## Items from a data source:
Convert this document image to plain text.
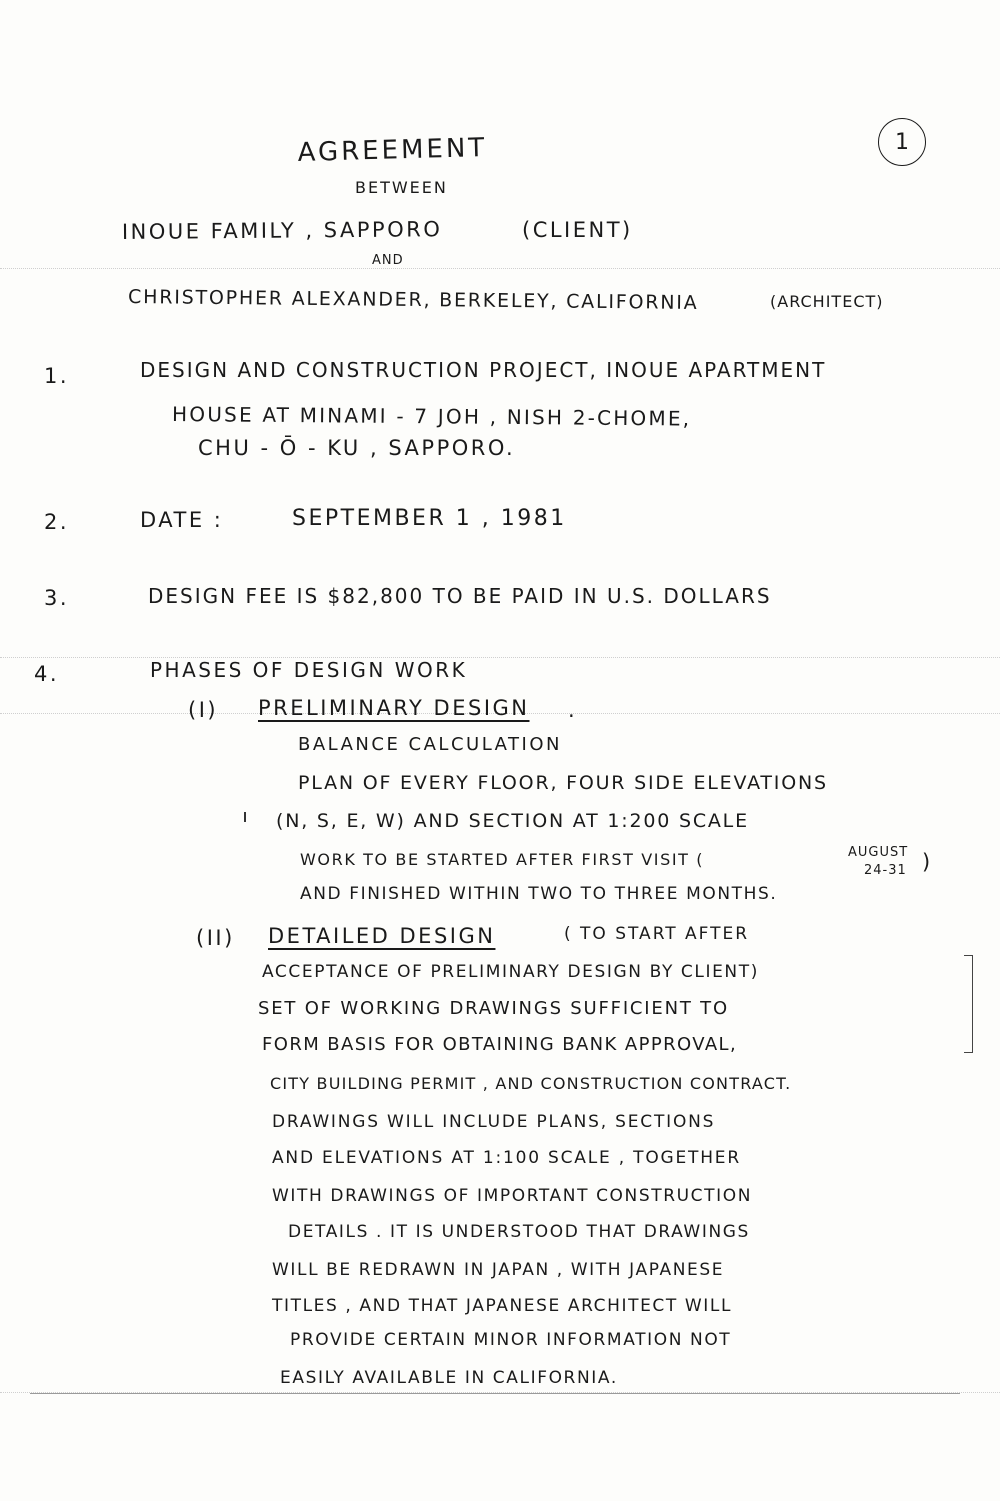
1
AGREEMENT
BETWEEN
INOUE FAMILY , SAPPORO	(CLIENT)
AND
CHRISTOPHER ALEXANDER, BERKELEY, CALIFORNIA	(ARCHITECT)
1.	DESIGN AND CONSTRUCTION PROJECT, INOUE APARTMENT
HOUSE AT MINAMI - 7 JOH , NISH 2-CHOME,
CHU - Ō - KU , SAPPORO.
2.	DATE :	SEPTEMBER 1 , 1981
3.	DESIGN FEE IS $82,800 TO BE PAID IN U.S. DOLLARS
4.	PHASES OF DESIGN WORK
(I) PRELIMINARY DESIGN .
BALANCE CALCULATION
PLAN OF EVERY FLOOR, FOUR SIDE ELEVATIONS
(N, S, E, W) AND SECTION AT 1:200 SCALE
WORK TO BE STARTED AFTER FIRST VISIT (	AUGUST
24-31 )
AND FINISHED WITHIN TWO TO THREE MONTHS.
(II) DETAILED DESIGN	( TO START AFTER
ACCEPTANCE OF PRELIMINARY DESIGN BY CLIENT)
SET OF WORKING DRAWINGS SUFFICIENT TO
FORM BASIS FOR OBTAINING BANK APPROVAL,
CITY BUILDING PERMIT , AND CONSTRUCTION CONTRACT.
DRAWINGS WILL INCLUDE PLANS, SECTIONS
AND ELEVATIONS AT 1:100 SCALE , TOGETHER
WITH DRAWINGS OF IMPORTANT CONSTRUCTION
DETAILS . IT IS UNDERSTOOD THAT DRAWINGS
WILL BE REDRAWN IN JAPAN , WITH JAPANESE
TITLES , AND THAT JAPANESE ARCHITECT WILL
PROVIDE CERTAIN MINOR INFORMATION NOT
EASILY AVAILABLE IN CALIFORNIA.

## TASK:
Quote each line of the listing exactly, but leave the pictures out.

## SOLUTION TO THIS PROBLEM:
Convert this document image to plain text.
1
AGREEMENT
BETWEEN
INOUE FAMILY , SAPPORO	(CLIENT)
AND
CHRISTOPHER ALEXANDER, BERKELEY, CALIFORNIA	(ARCHITECT)
1.	DESIGN AND CONSTRUCTION PROJECT, INOUE APARTMENT
HOUSE AT MINAMI - 7 JOH , NISH 2-CHOME,
CHU - Ō - KU , SAPPORO.
2.	DATE :	SEPTEMBER 1 , 1981
3.	DESIGN FEE IS $82,800 TO BE PAID IN U.S. DOLLARS
4.	PHASES OF DESIGN WORK
(I) PRELIMINARY DESIGN .
BALANCE CALCULATION
PLAN OF EVERY FLOOR, FOUR SIDE ELEVATIONS
(N, S, E, W) AND SECTION AT 1:200 SCALE
WORK TO BE STARTED AFTER FIRST VISIT (	AUGUST
24-31 )
AND FINISHED WITHIN TWO TO THREE MONTHS.
(II) DETAILED DESIGN	( TO START AFTER
ACCEPTANCE OF PRELIMINARY DESIGN BY CLIENT)
SET OF WORKING DRAWINGS SUFFICIENT TO
FORM BASIS FOR OBTAINING BANK APPROVAL,
CITY BUILDING PERMIT , AND CONSTRUCTION CONTRACT.
DRAWINGS WILL INCLUDE PLANS, SECTIONS
AND ELEVATIONS AT 1:100 SCALE , TOGETHER
WITH DRAWINGS OF IMPORTANT CONSTRUCTION
DETAILS . IT IS UNDERSTOOD THAT DRAWINGS
WILL BE REDRAWN IN JAPAN , WITH JAPANESE
TITLES , AND THAT JAPANESE ARCHITECT WILL
PROVIDE CERTAIN MINOR INFORMATION NOT
EASILY AVAILABLE IN CALIFORNIA.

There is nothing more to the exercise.